(Data records)
• • • • • • •

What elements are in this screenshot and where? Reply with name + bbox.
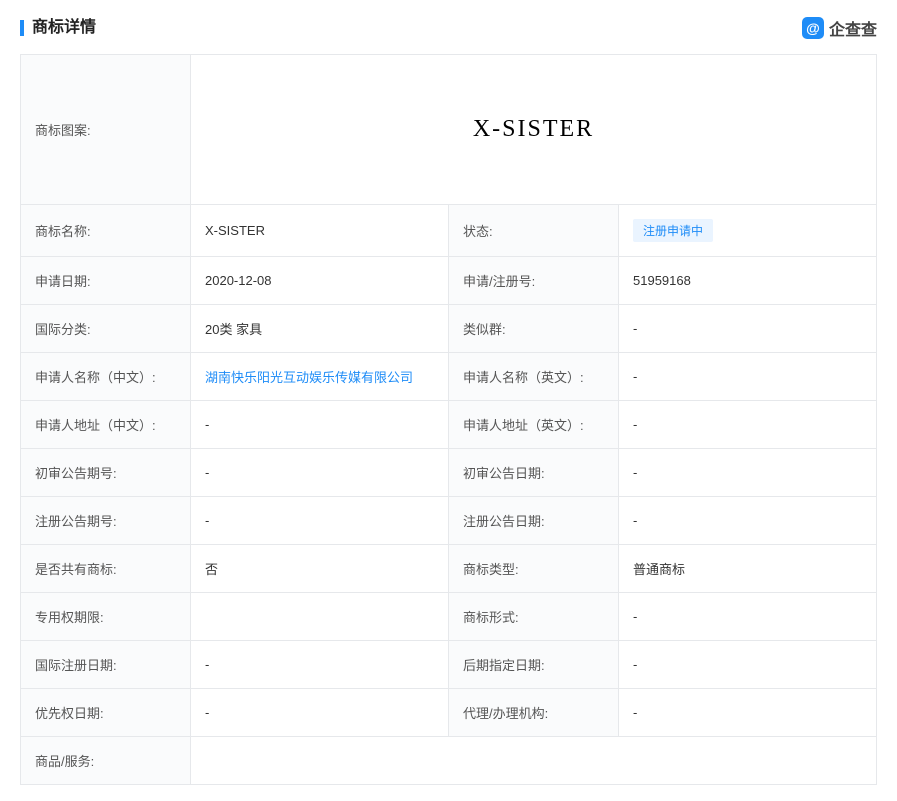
page-title: 商标详情 (20, 20, 96, 36)
field-label: 申请人名称（中文）: (21, 353, 191, 401)
field-value (191, 737, 877, 785)
field-label: 是否共有商标: (21, 545, 191, 593)
field-value (191, 593, 449, 641)
trademark-image-text: X-SISTER (191, 55, 877, 205)
field-value: - (619, 497, 877, 545)
field-value: X-SISTER (191, 205, 449, 257)
field-label: 申请/注册号: (449, 257, 619, 305)
field-label: 代理/办理机构: (449, 689, 619, 737)
brand-name: 企查查 (829, 16, 877, 40)
field-value: - (619, 641, 877, 689)
brand-icon: @ (802, 17, 824, 39)
field-label: 申请人名称（英文）: (449, 353, 619, 401)
field-label: 国际分类: (21, 305, 191, 353)
field-label: 初审公告期号: (21, 449, 191, 497)
trademark-detail-table: 商标图案: X-SISTER 商标名称:X-SISTER状态: 注册申请中申请日期… (20, 54, 877, 785)
field-value: 51959168 (619, 257, 877, 305)
field-label: 专用权期限: (21, 593, 191, 641)
field-value: - (619, 593, 877, 641)
field-value: - (191, 497, 449, 545)
field-value: - (619, 305, 877, 353)
field-label: 申请日期: (21, 257, 191, 305)
field-value: - (191, 449, 449, 497)
field-label: 注册公告期号: (21, 497, 191, 545)
field-label-image: 商标图案: (21, 55, 191, 205)
field-label: 初审公告日期: (449, 449, 619, 497)
field-value: 注册申请中 (619, 205, 877, 257)
field-label: 类似群: (449, 305, 619, 353)
brand-logo[interactable]: @ 企查查 (802, 16, 877, 40)
status-badge: 注册申请中 (633, 219, 713, 242)
field-value: - (191, 689, 449, 737)
field-value: - (619, 353, 877, 401)
page-header: 商标详情 @ 企查查 (20, 16, 877, 40)
field-value: - (619, 449, 877, 497)
field-value: 2020-12-08 (191, 257, 449, 305)
field-value: - (619, 689, 877, 737)
field-label: 优先权日期: (21, 689, 191, 737)
field-value: 普通商标 (619, 545, 877, 593)
field-label: 注册公告日期: (449, 497, 619, 545)
field-label: 商品/服务: (21, 737, 191, 785)
field-value: 20类 家具 (191, 305, 449, 353)
applicant-link[interactable]: 湖南快乐阳光互动娱乐传媒有限公司 (205, 370, 413, 385)
field-label: 申请人地址（中文）: (21, 401, 191, 449)
field-label: 商标名称: (21, 205, 191, 257)
field-label: 申请人地址（英文）: (449, 401, 619, 449)
field-value: 否 (191, 545, 449, 593)
field-value[interactable]: 湖南快乐阳光互动娱乐传媒有限公司 (191, 353, 449, 401)
field-label: 商标类型: (449, 545, 619, 593)
field-value: - (191, 641, 449, 689)
field-label: 状态: (449, 205, 619, 257)
field-label: 后期指定日期: (449, 641, 619, 689)
field-label: 商标形式: (449, 593, 619, 641)
field-value: - (191, 401, 449, 449)
field-value: - (619, 401, 877, 449)
field-label: 国际注册日期: (21, 641, 191, 689)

• • • • • • •

> _Goal of the exercise_
Retype the lines from the one containing "page-title: 商标详情 (20, 20, 96, 36)" to the one containing "field-value: X-SISTER (191, 205, 449, 257)", both included, without any changes.

> _Answer_
page-title: 商标详情 (20, 20, 96, 36)
field-label: 申请人名称（中文）: (21, 353, 191, 401)
field-value (191, 737, 877, 785)
field-label: 是否共有商标: (21, 545, 191, 593)
field-value (191, 593, 449, 641)
trademark-image-text: X-SISTER (191, 55, 877, 205)
field-value: - (619, 497, 877, 545)
field-value: X-SISTER (191, 205, 449, 257)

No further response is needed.